→ **WHAT IS NEEDED**: Convert all the entries below into a Markdown table with two columns, No. and Line. Give each non-blank line its own numbered row.

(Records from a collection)
== == ==

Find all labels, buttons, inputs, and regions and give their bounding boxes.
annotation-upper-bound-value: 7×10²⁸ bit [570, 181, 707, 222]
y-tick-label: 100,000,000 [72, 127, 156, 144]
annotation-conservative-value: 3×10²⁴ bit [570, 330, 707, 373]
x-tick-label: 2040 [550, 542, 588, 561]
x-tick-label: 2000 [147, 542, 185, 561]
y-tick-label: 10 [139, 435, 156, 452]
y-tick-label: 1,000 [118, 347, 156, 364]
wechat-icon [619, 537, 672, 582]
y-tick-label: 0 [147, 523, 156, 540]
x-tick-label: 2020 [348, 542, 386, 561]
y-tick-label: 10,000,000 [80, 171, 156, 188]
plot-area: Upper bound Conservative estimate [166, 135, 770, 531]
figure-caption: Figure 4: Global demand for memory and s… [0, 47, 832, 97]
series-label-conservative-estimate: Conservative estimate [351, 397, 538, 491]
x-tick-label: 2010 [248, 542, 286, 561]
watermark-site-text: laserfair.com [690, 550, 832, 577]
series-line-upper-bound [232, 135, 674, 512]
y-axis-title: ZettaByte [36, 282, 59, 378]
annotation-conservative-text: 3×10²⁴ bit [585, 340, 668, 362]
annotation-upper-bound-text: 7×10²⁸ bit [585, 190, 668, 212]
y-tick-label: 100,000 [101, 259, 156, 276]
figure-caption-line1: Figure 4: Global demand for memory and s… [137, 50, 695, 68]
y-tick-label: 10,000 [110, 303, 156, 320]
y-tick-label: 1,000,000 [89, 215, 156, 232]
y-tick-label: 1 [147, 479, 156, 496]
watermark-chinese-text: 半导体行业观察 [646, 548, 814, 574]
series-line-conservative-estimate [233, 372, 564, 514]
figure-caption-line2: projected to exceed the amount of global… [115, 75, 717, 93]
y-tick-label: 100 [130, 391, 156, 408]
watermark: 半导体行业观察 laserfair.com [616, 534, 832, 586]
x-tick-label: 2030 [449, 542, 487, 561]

== == ==

→ **SOLUTION TO THIS TASK**:
| No. | Line |
|---|---|
| 1 | Find all labels, buttons, inputs, and regions and give their bounding boxes. |
| 2 | annotation-upper-bound-value: 7×10²⁸ bit [570, 181, 707, 222] |
| 3 | y-tick-label: 100,000,000 [72, 127, 156, 144] |
| 4 | annotation-conservative-value: 3×10²⁴ bit [570, 330, 707, 373] |
| 5 | x-tick-label: 2040 [550, 542, 588, 561] |
| 6 | x-tick-label: 2000 [147, 542, 185, 561] |
| 7 | y-tick-label: 10 [139, 435, 156, 452] |
| 8 | y-tick-label: 1,000 [118, 347, 156, 364] |
| 9 | wechat-icon [619, 537, 672, 582] |
| 10 | y-tick-label: 0 [147, 523, 156, 540] |
| 11 | x-tick-label: 2020 [348, 542, 386, 561] |
| 12 | y-tick-label: 10,000,000 [80, 171, 156, 188] |
| 13 | plot-area: Upper bound Conservative estimate [166, 135, 770, 531] |
| 14 | figure-caption: Figure 4: Global demand for memory and s… [0, 47, 832, 97] |
| 15 | series-label-conservative-estimate: Conservative estimate [351, 397, 538, 491] |
| 16 | x-tick-label: 2010 [248, 542, 286, 561] |
| 17 | watermark-site-text: laserfair.com [690, 550, 832, 577] |
| 18 | series-line-upper-bound [232, 135, 674, 512] |
| 19 | y-axis-title: ZettaByte [36, 282, 59, 378] |
| 20 | annotation-conservative-text: 3×10²⁴ bit [585, 340, 668, 362] |
| 21 | annotation-upper-bound-text: 7×10²⁸ bit [585, 190, 668, 212] |
| 22 | y-tick-label: 100,000 [101, 259, 156, 276] |
| 23 | figure-caption-line1: Figure 4: Global demand for memory and s… [137, 50, 695, 68] |
| 24 | y-tick-label: 10,000 [110, 303, 156, 320] |
| 25 | y-tick-label: 1,000,000 [89, 215, 156, 232] |
| 26 | y-tick-label: 1 [147, 479, 156, 496] |
| 27 | watermark-chinese-text: 半导体行业观察 [646, 548, 814, 574] |
| 28 | series-line-conservative-estimate [233, 372, 564, 514] |
| 29 | figure-caption-line2: projected to exceed the amount of global… [115, 75, 717, 93] |
| 30 | y-tick-label: 100 [130, 391, 156, 408] |
| 31 | watermark: 半导体行业观察 laserfair.com [616, 534, 832, 586] |
| 32 | x-tick-label: 2030 [449, 542, 487, 561] |